## RAW DATA
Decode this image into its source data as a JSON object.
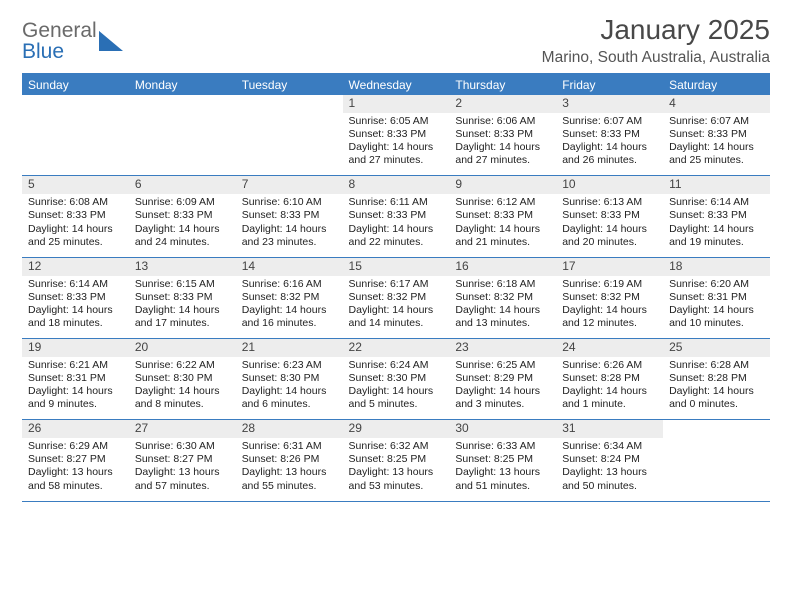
{
  "logo": {
    "word1": "General",
    "word2": "Blue"
  },
  "brand_colors": {
    "blue": "#3a7cc0",
    "grey": "#6a6a6a",
    "row_bg": "#ededed"
  },
  "title": "January 2025",
  "location": "Marino, South Australia, Australia",
  "weekdays": [
    "Sunday",
    "Monday",
    "Tuesday",
    "Wednesday",
    "Thursday",
    "Friday",
    "Saturday"
  ],
  "first_weekday_index": 3,
  "days": [
    {
      "n": 1,
      "sunrise": "6:05 AM",
      "sunset": "8:33 PM",
      "daylight": "14 hours and 27 minutes."
    },
    {
      "n": 2,
      "sunrise": "6:06 AM",
      "sunset": "8:33 PM",
      "daylight": "14 hours and 27 minutes."
    },
    {
      "n": 3,
      "sunrise": "6:07 AM",
      "sunset": "8:33 PM",
      "daylight": "14 hours and 26 minutes."
    },
    {
      "n": 4,
      "sunrise": "6:07 AM",
      "sunset": "8:33 PM",
      "daylight": "14 hours and 25 minutes."
    },
    {
      "n": 5,
      "sunrise": "6:08 AM",
      "sunset": "8:33 PM",
      "daylight": "14 hours and 25 minutes."
    },
    {
      "n": 6,
      "sunrise": "6:09 AM",
      "sunset": "8:33 PM",
      "daylight": "14 hours and 24 minutes."
    },
    {
      "n": 7,
      "sunrise": "6:10 AM",
      "sunset": "8:33 PM",
      "daylight": "14 hours and 23 minutes."
    },
    {
      "n": 8,
      "sunrise": "6:11 AM",
      "sunset": "8:33 PM",
      "daylight": "14 hours and 22 minutes."
    },
    {
      "n": 9,
      "sunrise": "6:12 AM",
      "sunset": "8:33 PM",
      "daylight": "14 hours and 21 minutes."
    },
    {
      "n": 10,
      "sunrise": "6:13 AM",
      "sunset": "8:33 PM",
      "daylight": "14 hours and 20 minutes."
    },
    {
      "n": 11,
      "sunrise": "6:14 AM",
      "sunset": "8:33 PM",
      "daylight": "14 hours and 19 minutes."
    },
    {
      "n": 12,
      "sunrise": "6:14 AM",
      "sunset": "8:33 PM",
      "daylight": "14 hours and 18 minutes."
    },
    {
      "n": 13,
      "sunrise": "6:15 AM",
      "sunset": "8:33 PM",
      "daylight": "14 hours and 17 minutes."
    },
    {
      "n": 14,
      "sunrise": "6:16 AM",
      "sunset": "8:32 PM",
      "daylight": "14 hours and 16 minutes."
    },
    {
      "n": 15,
      "sunrise": "6:17 AM",
      "sunset": "8:32 PM",
      "daylight": "14 hours and 14 minutes."
    },
    {
      "n": 16,
      "sunrise": "6:18 AM",
      "sunset": "8:32 PM",
      "daylight": "14 hours and 13 minutes."
    },
    {
      "n": 17,
      "sunrise": "6:19 AM",
      "sunset": "8:32 PM",
      "daylight": "14 hours and 12 minutes."
    },
    {
      "n": 18,
      "sunrise": "6:20 AM",
      "sunset": "8:31 PM",
      "daylight": "14 hours and 10 minutes."
    },
    {
      "n": 19,
      "sunrise": "6:21 AM",
      "sunset": "8:31 PM",
      "daylight": "14 hours and 9 minutes."
    },
    {
      "n": 20,
      "sunrise": "6:22 AM",
      "sunset": "8:30 PM",
      "daylight": "14 hours and 8 minutes."
    },
    {
      "n": 21,
      "sunrise": "6:23 AM",
      "sunset": "8:30 PM",
      "daylight": "14 hours and 6 minutes."
    },
    {
      "n": 22,
      "sunrise": "6:24 AM",
      "sunset": "8:30 PM",
      "daylight": "14 hours and 5 minutes."
    },
    {
      "n": 23,
      "sunrise": "6:25 AM",
      "sunset": "8:29 PM",
      "daylight": "14 hours and 3 minutes."
    },
    {
      "n": 24,
      "sunrise": "6:26 AM",
      "sunset": "8:28 PM",
      "daylight": "14 hours and 1 minute."
    },
    {
      "n": 25,
      "sunrise": "6:28 AM",
      "sunset": "8:28 PM",
      "daylight": "14 hours and 0 minutes."
    },
    {
      "n": 26,
      "sunrise": "6:29 AM",
      "sunset": "8:27 PM",
      "daylight": "13 hours and 58 minutes."
    },
    {
      "n": 27,
      "sunrise": "6:30 AM",
      "sunset": "8:27 PM",
      "daylight": "13 hours and 57 minutes."
    },
    {
      "n": 28,
      "sunrise": "6:31 AM",
      "sunset": "8:26 PM",
      "daylight": "13 hours and 55 minutes."
    },
    {
      "n": 29,
      "sunrise": "6:32 AM",
      "sunset": "8:25 PM",
      "daylight": "13 hours and 53 minutes."
    },
    {
      "n": 30,
      "sunrise": "6:33 AM",
      "sunset": "8:25 PM",
      "daylight": "13 hours and 51 minutes."
    },
    {
      "n": 31,
      "sunrise": "6:34 AM",
      "sunset": "8:24 PM",
      "daylight": "13 hours and 50 minutes."
    }
  ],
  "labels": {
    "sunrise": "Sunrise:",
    "sunset": "Sunset:",
    "daylight": "Daylight:"
  }
}
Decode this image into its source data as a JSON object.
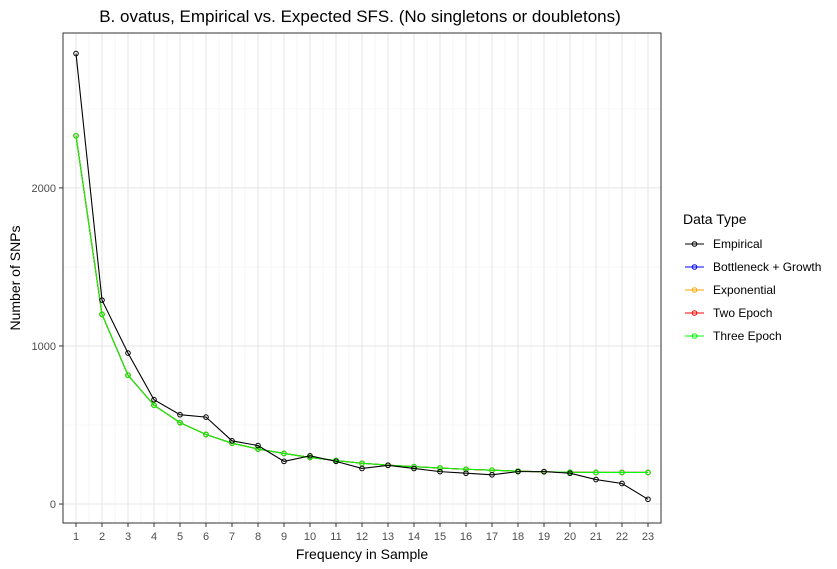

## SET EXERCISE
All of the material above needs to be restated exactly, with no pictures.

## CORRECT OUTPUT
Decode this image into its source data as a JSON object.
{
  "logo": {
    "word1": "General",
    "word2": "Blue"
  },
  "brand_colors": {
    "blue": "#3a7cc0",
    "grey": "#6a6a6a",
    "row_bg": "#ededed"
  },
  "title": "January 2025",
  "location": "Marino, South Australia, Australia",
  "weekdays": [
    "Sunday",
    "Monday",
    "Tuesday",
    "Wednesday",
    "Thursday",
    "Friday",
    "Saturday"
  ],
  "first_weekday_index": 3,
  "days": [
    {
      "n": 1,
      "sunrise": "6:05 AM",
      "sunset": "8:33 PM",
      "daylight": "14 hours and 27 minutes."
    },
    {
      "n": 2,
      "sunrise": "6:06 AM",
      "sunset": "8:33 PM",
      "daylight": "14 hours and 27 minutes."
    },
    {
      "n": 3,
      "sunrise": "6:07 AM",
      "sunset": "8:33 PM",
      "daylight": "14 hours and 26 minutes."
    },
    {
      "n": 4,
      "sunrise": "6:07 AM",
      "sunset": "8:33 PM",
      "daylight": "14 hours and 25 minutes."
    },
    {
      "n": 5,
      "sunrise": "6:08 AM",
      "sunset": "8:33 PM",
      "daylight": "14 hours and 25 minutes."
    },
    {
      "n": 6,
      "sunrise": "6:09 AM",
      "sunset": "8:33 PM",
      "daylight": "14 hours and 24 minutes."
    },
    {
      "n": 7,
      "sunrise": "6:10 AM",
      "sunset": "8:33 PM",
      "daylight": "14 hours and 23 minutes."
    },
    {
      "n": 8,
      "sunrise": "6:11 AM",
      "sunset": "8:33 PM",
      "daylight": "14 hours and 22 minutes."
    },
    {
      "n": 9,
      "sunrise": "6:12 AM",
      "sunset": "8:33 PM",
      "daylight": "14 hours and 21 minutes."
    },
    {
      "n": 10,
      "sunrise": "6:13 AM",
      "sunset": "8:33 PM",
      "daylight": "14 hours and 20 minutes."
    },
    {
      "n": 11,
      "sunrise": "6:14 AM",
      "sunset": "8:33 PM",
      "daylight": "14 hours and 19 minutes."
    },
    {
      "n": 12,
      "sunrise": "6:14 AM",
      "sunset": "8:33 PM",
      "daylight": "14 hours and 18 minutes."
    },
    {
      "n": 13,
      "sunrise": "6:15 AM",
      "sunset": "8:33 PM",
      "daylight": "14 hours and 17 minutes."
    },
    {
      "n": 14,
      "sunrise": "6:16 AM",
      "sunset": "8:32 PM",
      "daylight": "14 hours and 16 minutes."
    },
    {
      "n": 15,
      "sunrise": "6:17 AM",
      "sunset": "8:32 PM",
      "daylight": "14 hours and 14 minutes."
    },
    {
      "n": 16,
      "sunrise": "6:18 AM",
      "sunset": "8:32 PM",
      "daylight": "14 hours and 13 minutes."
    },
    {
      "n": 17,
      "sunrise": "6:19 AM",
      "sunset": "8:32 PM",
      "daylight": "14 hours and 12 minutes."
    },
    {
      "n": 18,
      "sunrise": "6:20 AM",
      "sunset": "8:31 PM",
      "daylight": "14 hours and 10 minutes."
    },
    {
      "n": 19,
      "sunrise": "6:21 AM",
      "sunset": "8:31 PM",
      "daylight": "14 hours and 9 minutes."
    },
    {
      "n": 20,
      "sunrise": "6:22 AM",
      "sunset": "8:30 PM",
      "daylight": "14 hours and 8 minutes."
    },
    {
      "n": 21,
      "sunrise": "6:23 AM",
      "sunset": "8:30 PM",
      "daylight": "14 hours and 6 minutes."
    },
    {
      "n": 22,
      "sunrise": "6:24 AM",
      "sunset": "8:30 PM",
      "daylight": "14 hours and 5 minutes."
    },
    {
      "n": 23,
      "sunrise": "6:25 AM",
      "sunset": "8:29 PM",
      "daylight": "14 hours and 3 minutes."
    },
    {
      "n": 24,
      "sunrise": "6:26 AM",
      "sunset": "8:28 PM",
      "daylight": "14 hours and 1 minute."
    },
    {
      "n": 25,
      "sunrise": "6:28 AM",
      "sunset": "8:28 PM",
      "daylight": "14 hours and 0 minutes."
    },
    {
      "n": 26,
      "sunrise": "6:29 AM",
      "sunset": "8:27 PM",
      "daylight": "13 hours and 58 minutes."
    },
    {
      "n": 27,
      "sunrise": "6:30 AM",
      "sunset": "8:27 PM",
      "daylight": "13 hours and 57 minutes."
    },
    {
      "n": 28,
      "sunrise": "6:31 AM",
      "sunset": "8:26 PM",
      "daylight": "13 hours and 55 minutes."
    },
    {
      "n": 29,
      "sunrise": "6:32 AM",
      "sunset": "8:25 PM",
      "daylight": "13 hours and 53 minutes."
    },
    {
      "n": 30,
      "sunrise": "6:33 AM",
      "sunset": "8:25 PM",
      "daylight": "13 hours and 51 minutes."
    },
    {
      "n": 31,
      "sunrise": "6:34 AM",
      "sunset": "8:24 PM",
      "daylight": "13 hours and 50 minutes."
    }
  ],
  "labels": {
    "sunrise": "Sunrise:",
    "sunset": "Sunset:",
    "daylight": "Daylight:"
  }
}
Decode this image into its source data as a JSON object.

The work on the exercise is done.